## START Stored records

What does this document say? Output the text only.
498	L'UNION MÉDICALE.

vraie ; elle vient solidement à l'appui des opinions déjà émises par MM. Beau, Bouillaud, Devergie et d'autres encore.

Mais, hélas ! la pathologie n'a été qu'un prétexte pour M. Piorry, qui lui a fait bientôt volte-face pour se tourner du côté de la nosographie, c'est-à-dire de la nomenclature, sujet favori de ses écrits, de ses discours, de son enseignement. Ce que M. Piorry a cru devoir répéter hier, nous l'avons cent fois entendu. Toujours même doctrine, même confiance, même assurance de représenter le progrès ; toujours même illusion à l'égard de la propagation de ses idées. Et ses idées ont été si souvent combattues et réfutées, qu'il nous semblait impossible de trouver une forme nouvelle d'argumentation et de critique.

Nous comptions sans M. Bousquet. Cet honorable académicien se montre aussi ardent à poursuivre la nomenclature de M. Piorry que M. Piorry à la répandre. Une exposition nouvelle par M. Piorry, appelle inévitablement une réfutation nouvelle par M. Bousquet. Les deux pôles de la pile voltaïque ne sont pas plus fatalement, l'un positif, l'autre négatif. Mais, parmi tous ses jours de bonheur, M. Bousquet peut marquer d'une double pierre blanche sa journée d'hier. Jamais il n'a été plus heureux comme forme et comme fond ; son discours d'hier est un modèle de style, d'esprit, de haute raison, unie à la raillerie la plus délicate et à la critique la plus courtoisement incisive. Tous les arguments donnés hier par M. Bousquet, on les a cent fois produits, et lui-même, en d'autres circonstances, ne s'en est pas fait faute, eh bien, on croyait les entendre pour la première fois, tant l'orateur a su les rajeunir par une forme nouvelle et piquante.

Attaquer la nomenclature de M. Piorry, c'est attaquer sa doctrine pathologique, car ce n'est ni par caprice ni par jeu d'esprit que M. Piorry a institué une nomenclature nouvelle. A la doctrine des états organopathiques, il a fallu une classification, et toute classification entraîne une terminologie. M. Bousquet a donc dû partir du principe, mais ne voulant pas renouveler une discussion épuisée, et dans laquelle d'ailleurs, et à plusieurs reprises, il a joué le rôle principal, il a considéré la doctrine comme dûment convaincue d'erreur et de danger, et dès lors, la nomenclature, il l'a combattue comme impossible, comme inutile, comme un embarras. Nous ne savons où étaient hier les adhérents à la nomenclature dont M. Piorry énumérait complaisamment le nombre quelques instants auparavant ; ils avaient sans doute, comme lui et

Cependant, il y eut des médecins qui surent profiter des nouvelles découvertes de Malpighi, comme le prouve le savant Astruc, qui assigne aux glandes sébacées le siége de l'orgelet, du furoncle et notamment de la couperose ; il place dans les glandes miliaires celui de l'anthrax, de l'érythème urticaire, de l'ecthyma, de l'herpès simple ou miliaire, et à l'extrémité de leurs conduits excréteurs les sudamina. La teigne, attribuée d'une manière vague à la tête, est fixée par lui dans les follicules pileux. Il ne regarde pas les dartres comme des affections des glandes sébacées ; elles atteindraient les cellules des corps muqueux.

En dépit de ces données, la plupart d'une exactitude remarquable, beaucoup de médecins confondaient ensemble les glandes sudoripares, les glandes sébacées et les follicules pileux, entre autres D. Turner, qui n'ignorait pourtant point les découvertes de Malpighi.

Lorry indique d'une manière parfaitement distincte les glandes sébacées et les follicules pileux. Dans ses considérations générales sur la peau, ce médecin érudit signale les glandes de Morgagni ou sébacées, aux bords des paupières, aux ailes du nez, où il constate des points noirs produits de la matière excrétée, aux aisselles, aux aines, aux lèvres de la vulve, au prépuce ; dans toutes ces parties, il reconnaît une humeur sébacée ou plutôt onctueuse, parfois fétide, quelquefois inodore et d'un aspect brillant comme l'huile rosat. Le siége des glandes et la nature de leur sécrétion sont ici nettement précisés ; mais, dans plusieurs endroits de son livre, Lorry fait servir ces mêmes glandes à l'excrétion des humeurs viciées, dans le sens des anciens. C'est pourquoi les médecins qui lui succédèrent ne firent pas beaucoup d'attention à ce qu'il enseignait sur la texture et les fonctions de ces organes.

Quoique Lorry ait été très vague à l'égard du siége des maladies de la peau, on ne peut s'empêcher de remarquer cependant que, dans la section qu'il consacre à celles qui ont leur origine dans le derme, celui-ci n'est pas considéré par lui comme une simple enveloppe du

## END Stored records

What is asked: Transcribe every record above exactly as it appears.

The answer:
What does this document say? Output the text only.
498	L'UNION MÉDICALE.

vraie ; elle vient solidement à l'appui des opinions déjà émises par MM. Beau, Bouillaud, Devergie et d'autres encore.

Mais, hélas ! la pathologie n'a été qu'un prétexte pour M. Piorry, qui lui a fait bientôt volte-face pour se tourner du côté de la nosographie, c'est-à-dire de la nomenclature, sujet favori de ses écrits, de ses discours, de son enseignement. Ce que M. Piorry a cru devoir répéter hier, nous l'avons cent fois entendu. Toujours même doctrine, même confiance, même assurance de représenter le progrès ; toujours même illusion à l'égard de la propagation de ses idées. Et ses idées ont été si souvent combattues et réfutées, qu'il nous semblait impossible de trouver une forme nouvelle d'argumentation et de critique.

Nous comptions sans M. Bousquet. Cet honorable académicien se montre aussi ardent à poursuivre la nomenclature de M. Piorry que M. Piorry à la répandre. Une exposition nouvelle par M. Piorry, appelle inévitablement une réfutation nouvelle par M. Bousquet. Les deux pôles de la pile voltaïque ne sont pas plus fatalement, l'un positif, l'autre négatif. Mais, parmi tous ses jours de bonheur, M. Bousquet peut marquer d'une double pierre blanche sa journée d'hier. Jamais il n'a été plus heureux comme forme et comme fond ; son discours d'hier est un modèle de style, d'esprit, de haute raison, unie à la raillerie la plus délicate et à la critique la plus courtoisement incisive. Tous les arguments donnés hier par M. Bousquet, on les a cent fois produits, et lui-même, en d'autres circonstances, ne s'en est pas fait faute, eh bien, on croyait les entendre pour la première fois, tant l'orateur a su les rajeunir par une forme nouvelle et piquante.

Attaquer la nomenclature de M. Piorry, c'est attaquer sa doctrine pathologique, car ce n'est ni par caprice ni par jeu d'esprit que M. Piorry a institué une nomenclature nouvelle. A la doctrine des états organopathiques, il a fallu une classification, et toute classification entraîne une terminologie. M. Bousquet a donc dû partir du principe, mais ne voulant pas renouveler une discussion épuisée, et dans laquelle d'ailleurs, et à plusieurs reprises, il a joué le rôle principal, il a considéré la doctrine comme dûment convaincue d'erreur et de danger, et dès lors, la nomenclature, il l'a combattue comme impossible, comme inutile, comme un embarras. Nous ne savons où étaient hier les adhérents à la nomenclature dont M. Piorry énumérait complaisamment le nombre quelques instants auparavant ; ils avaient sans doute, comme lui et

Cependant, il y eut des médecins qui surent profiter des nouvelles découvertes de Malpighi, comme le prouve le savant Astruc, qui assigne aux glandes sébacées le siége de l'orgelet, du furoncle et notamment de la couperose ; il place dans les glandes miliaires celui de l'anthrax, de l'érythème urticaire, de l'ecthyma, de l'herpès simple ou miliaire, et à l'extrémité de leurs conduits excréteurs les sudamina. La teigne, attribuée d'une manière vague à la tête, est fixée par lui dans les follicules pileux. Il ne regarde pas les dartres comme des affections des glandes sébacées ; elles atteindraient les cellules des corps muqueux.

En dépit de ces données, la plupart d'une exactitude remarquable, beaucoup de médecins confondaient ensemble les glandes sudoripares, les glandes sébacées et les follicules pileux, entre autres D. Turner, qui n'ignorait pourtant point les découvertes de Malpighi.

Lorry indique d'une manière parfaitement distincte les glandes sébacées et les follicules pileux. Dans ses considérations générales sur la peau, ce médecin érudit signale les glandes de Morgagni ou sébacées, aux bords des paupières, aux ailes du nez, où il constate des points noirs produits de la matière excrétée, aux aisselles, aux aines, aux lèvres de la vulve, au prépuce ; dans toutes ces parties, il reconnaît une humeur sébacée ou plutôt onctueuse, parfois fétide, quelquefois inodore et d'un aspect brillant comme l'huile rosat. Le siége des glandes et la nature de leur sécrétion sont ici nettement précisés ; mais, dans plusieurs endroits de son livre, Lorry fait servir ces mêmes glandes à l'excrétion des humeurs viciées, dans le sens des anciens. C'est pourquoi les médecins qui lui succédèrent ne firent pas beaucoup d'attention à ce qu'il enseignait sur la texture et les fonctions de ces organes.

Quoique Lorry ait été très vague à l'égard du siége des maladies de la peau, on ne peut s'empêcher de remarquer cependant que, dans la section qu'il consacre à celles qui ont leur origine dans le derme, celui-ci n'est pas considéré par lui comme une simple enveloppe du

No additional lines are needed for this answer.